---------- DATA EXCERPTS

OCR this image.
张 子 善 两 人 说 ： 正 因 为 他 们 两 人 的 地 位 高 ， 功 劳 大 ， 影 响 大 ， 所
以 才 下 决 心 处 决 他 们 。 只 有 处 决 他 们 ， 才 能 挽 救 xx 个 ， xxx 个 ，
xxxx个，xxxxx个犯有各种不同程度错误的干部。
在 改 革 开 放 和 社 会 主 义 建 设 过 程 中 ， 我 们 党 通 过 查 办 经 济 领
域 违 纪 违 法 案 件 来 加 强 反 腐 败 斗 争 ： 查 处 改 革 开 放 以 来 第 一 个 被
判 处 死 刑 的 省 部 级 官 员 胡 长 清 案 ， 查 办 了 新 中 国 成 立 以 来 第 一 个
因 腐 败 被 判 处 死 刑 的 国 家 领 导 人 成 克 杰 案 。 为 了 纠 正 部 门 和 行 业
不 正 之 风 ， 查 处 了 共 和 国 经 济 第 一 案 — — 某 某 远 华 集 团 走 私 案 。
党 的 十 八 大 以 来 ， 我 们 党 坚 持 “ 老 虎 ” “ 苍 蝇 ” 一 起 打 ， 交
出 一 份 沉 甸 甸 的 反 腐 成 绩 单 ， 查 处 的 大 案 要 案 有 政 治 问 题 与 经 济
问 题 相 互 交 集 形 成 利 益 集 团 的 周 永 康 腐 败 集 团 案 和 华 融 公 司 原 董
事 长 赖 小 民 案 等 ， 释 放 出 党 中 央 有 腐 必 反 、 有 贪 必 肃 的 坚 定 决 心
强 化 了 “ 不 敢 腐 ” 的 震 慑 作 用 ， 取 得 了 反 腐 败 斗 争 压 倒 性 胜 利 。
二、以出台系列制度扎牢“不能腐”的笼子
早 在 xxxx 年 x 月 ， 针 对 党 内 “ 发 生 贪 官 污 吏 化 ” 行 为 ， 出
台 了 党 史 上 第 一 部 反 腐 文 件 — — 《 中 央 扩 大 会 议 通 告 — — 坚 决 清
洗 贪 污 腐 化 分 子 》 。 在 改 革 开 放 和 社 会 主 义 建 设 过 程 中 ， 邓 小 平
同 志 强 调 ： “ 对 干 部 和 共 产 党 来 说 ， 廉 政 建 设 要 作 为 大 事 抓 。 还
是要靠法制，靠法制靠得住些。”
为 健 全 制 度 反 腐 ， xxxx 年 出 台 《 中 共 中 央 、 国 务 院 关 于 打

--------------------

WHAT YOU NEED TO DO: Restate the whole listing exactly.

FINAL RESULT:
OCR this image.
张 子 善 两 人 说 ： 正 因 为 他 们 两 人 的 地 位 高 ， 功 劳 大 ， 影 响 大 ， 所
以 才 下 决 心 处 决 他 们 。 只 有 处 决 他 们 ， 才 能 挽 救 xx 个 ， xxx 个 ，
xxxx个，xxxxx个犯有各种不同程度错误的干部。
在 改 革 开 放 和 社 会 主 义 建 设 过 程 中 ， 我 们 党 通 过 查 办 经 济 领
域 违 纪 违 法 案 件 来 加 强 反 腐 败 斗 争 ： 查 处 改 革 开 放 以 来 第 一 个 被
判 处 死 刑 的 省 部 级 官 员 胡 长 清 案 ， 查 办 了 新 中 国 成 立 以 来 第 一 个
因 腐 败 被 判 处 死 刑 的 国 家 领 导 人 成 克 杰 案 。 为 了 纠 正 部 门 和 行 业
不 正 之 风 ， 查 处 了 共 和 国 经 济 第 一 案 — — 某 某 远 华 集 团 走 私 案 。
党 的 十 八 大 以 来 ， 我 们 党 坚 持 “ 老 虎 ” “ 苍 蝇 ” 一 起 打 ， 交
出 一 份 沉 甸 甸 的 反 腐 成 绩 单 ， 查 处 的 大 案 要 案 有 政 治 问 题 与 经 济
问 题 相 互 交 集 形 成 利 益 集 团 的 周 永 康 腐 败 集 团 案 和 华 融 公 司 原 董
事 长 赖 小 民 案 等 ， 释 放 出 党 中 央 有 腐 必 反 、 有 贪 必 肃 的 坚 定 决 心
强 化 了 “ 不 敢 腐 ” 的 震 慑 作 用 ， 取 得 了 反 腐 败 斗 争 压 倒 性 胜 利 。
二、以出台系列制度扎牢“不能腐”的笼子
早 在 xxxx 年 x 月 ， 针 对 党 内 “ 发 生 贪 官 污 吏 化 ” 行 为 ， 出
台 了 党 史 上 第 一 部 反 腐 文 件 — — 《 中 央 扩 大 会 议 通 告 — — 坚 决 清
洗 贪 污 腐 化 分 子 》 。 在 改 革 开 放 和 社 会 主 义 建 设 过 程 中 ， 邓 小 平
同 志 强 调 ： “ 对 干 部 和 共 产 党 来 说 ， 廉 政 建 设 要 作 为 大 事 抓 。 还
是要靠法制，靠法制靠得住些。”
为 健 全 制 度 反 腐 ， xxxx 年 出 台 《 中 共 中 央 、 国 务 院 关 于 打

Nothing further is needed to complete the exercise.